Coordinate annotation listing
================

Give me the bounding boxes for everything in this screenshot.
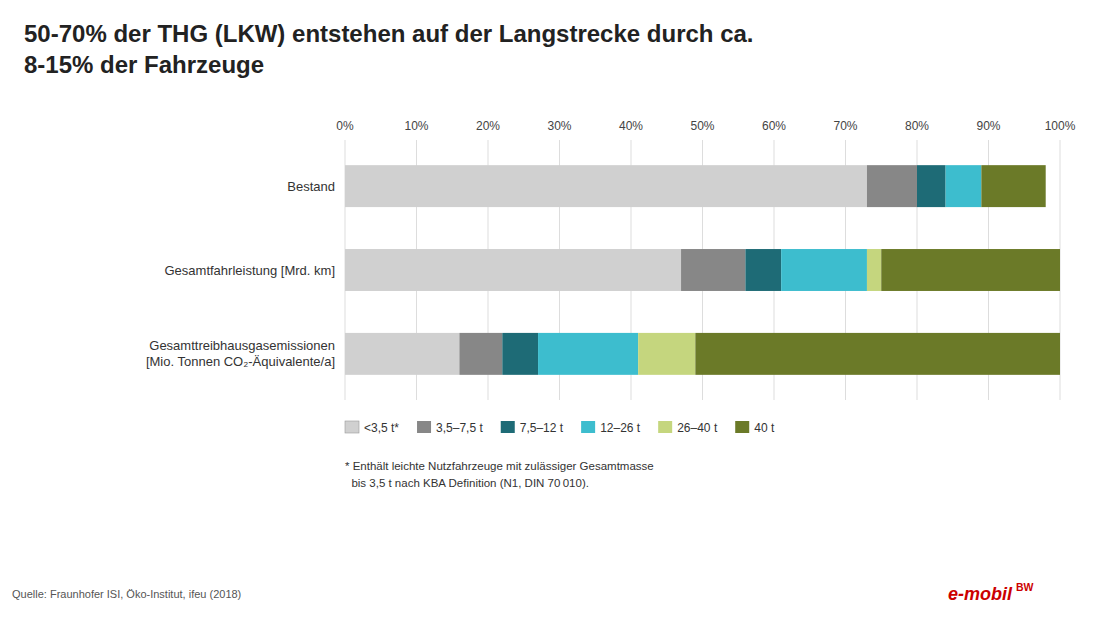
legend-label: <3,5 t* bbox=[364, 421, 399, 435]
legend-item: 12–26 t bbox=[581, 421, 641, 435]
x-tick-label: 10% bbox=[404, 119, 428, 133]
bars bbox=[345, 165, 1060, 375]
bar-segment bbox=[917, 165, 946, 207]
y-tick-label: Gesamtfahrleistung [Mrd. km] bbox=[165, 263, 336, 278]
bar-segment bbox=[881, 249, 1060, 291]
y-tick-label: Gesamttreibhausgasemissionen[Mio. Tonnen… bbox=[146, 338, 335, 369]
x-tick-label: 60% bbox=[762, 119, 786, 133]
x-tick-label: 30% bbox=[547, 119, 571, 133]
legend-label: 7,5–12 t bbox=[520, 421, 564, 435]
legend-label: 40 t bbox=[754, 421, 775, 435]
legend-label: 26–40 t bbox=[677, 421, 718, 435]
annotation: BW bbox=[1016, 581, 1034, 593]
bar-segment bbox=[745, 249, 781, 291]
legend-swatch bbox=[501, 421, 515, 433]
legend-label: 12–26 t bbox=[600, 421, 641, 435]
x-tick-label: 20% bbox=[476, 119, 500, 133]
annotation: bis 3,5 t nach KBA Definition (N1, DIN 7… bbox=[345, 477, 589, 489]
bar-segment bbox=[946, 165, 982, 207]
legend-item: 3,5–7,5 t bbox=[417, 421, 483, 435]
annotations: * Enthält leichte Nutzfahrzeuge mit zulä… bbox=[12, 460, 1034, 604]
bar-segment bbox=[695, 333, 1060, 375]
legend-label: 3,5–7,5 t bbox=[436, 421, 483, 435]
title-line: 8-15% der Fahrzeuge bbox=[24, 51, 264, 78]
y-tick-label: Bestand bbox=[287, 179, 335, 194]
bar-segment bbox=[781, 249, 867, 291]
x-tick-label: 70% bbox=[833, 119, 857, 133]
legend: <3,5 t* 3,5–7,5 t 7,5–12 t 12–26 t 26–40 t 40… bbox=[345, 421, 775, 435]
legend-swatch bbox=[658, 421, 672, 433]
bar-segment bbox=[345, 249, 681, 291]
chart: 50-70% der THG (LKW) entstehen auf der L… bbox=[0, 0, 1100, 619]
x-axis: 0% 10% 20% 30% 40% 50% 60% 70% 80% 90% 100% bbox=[336, 119, 1075, 133]
y-axis: Gesamttreibhausgasemissionen[Mio. Tonnen… bbox=[146, 179, 335, 370]
y-tick-label-line: Gesamttreibhausgasemissionen bbox=[149, 338, 335, 353]
annotation: e-mobil bbox=[948, 584, 1013, 604]
title: 50-70% der THG (LKW) entstehen auf der L… bbox=[24, 20, 754, 78]
bar-segment bbox=[867, 249, 881, 291]
x-tick-label: 90% bbox=[976, 119, 1000, 133]
bar-segment bbox=[538, 333, 638, 375]
legend-swatch bbox=[735, 421, 749, 433]
title-line: 50-70% der THG (LKW) entstehen auf der L… bbox=[24, 20, 754, 47]
x-tick-label: 0% bbox=[336, 119, 354, 133]
y-tick-label-line: [Mio. Tonnen CO₂-Äquivalente/a] bbox=[146, 354, 335, 369]
legend-swatch bbox=[417, 421, 431, 433]
legend-swatch bbox=[345, 421, 359, 433]
y-tick-label-line: Bestand bbox=[287, 179, 335, 194]
x-tick-label: 50% bbox=[690, 119, 714, 133]
legend-item: 40 t bbox=[735, 421, 775, 435]
x-tick-label: 80% bbox=[905, 119, 929, 133]
bar-segment bbox=[981, 165, 1045, 207]
annotation: * Enthält leichte Nutzfahrzeuge mit zulä… bbox=[345, 460, 654, 472]
x-tick-label: 100% bbox=[1045, 119, 1076, 133]
bar-segment bbox=[638, 333, 695, 375]
grid bbox=[345, 140, 1060, 400]
bar-segment bbox=[345, 165, 867, 207]
legend-item: 26–40 t bbox=[658, 421, 718, 435]
x-tick-label: 40% bbox=[619, 119, 643, 133]
legend-item: <3,5 t* bbox=[345, 421, 399, 435]
bar-segment bbox=[345, 333, 459, 375]
bar-segment bbox=[502, 333, 538, 375]
bar-segment bbox=[681, 249, 745, 291]
legend-swatch bbox=[581, 421, 595, 433]
legend-item: 7,5–12 t bbox=[501, 421, 564, 435]
y-tick-label-line: Gesamtfahrleistung [Mrd. km] bbox=[165, 263, 336, 278]
bar-segment bbox=[459, 333, 502, 375]
bar-segment bbox=[867, 165, 917, 207]
annotation: Quelle: Fraunhofer ISI, Öko-Institut, if… bbox=[12, 588, 241, 600]
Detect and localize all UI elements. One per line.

================

§ Aim of the task:
Pull out every line of the listing above that contains the string "Gesamttreibhausgasemissionen", and copy each of those lines in full.

§ Result for this task:
y-tick-label: Gesamttreibhausgasemissionen[Mio. Tonnen… bbox=[146, 338, 335, 369]
y-axis: Gesamttreibhausgasemissionen[Mio. Tonnen… bbox=[146, 179, 335, 370]
y-tick-label-line: Gesamttreibhausgasemissionen bbox=[149, 338, 335, 353]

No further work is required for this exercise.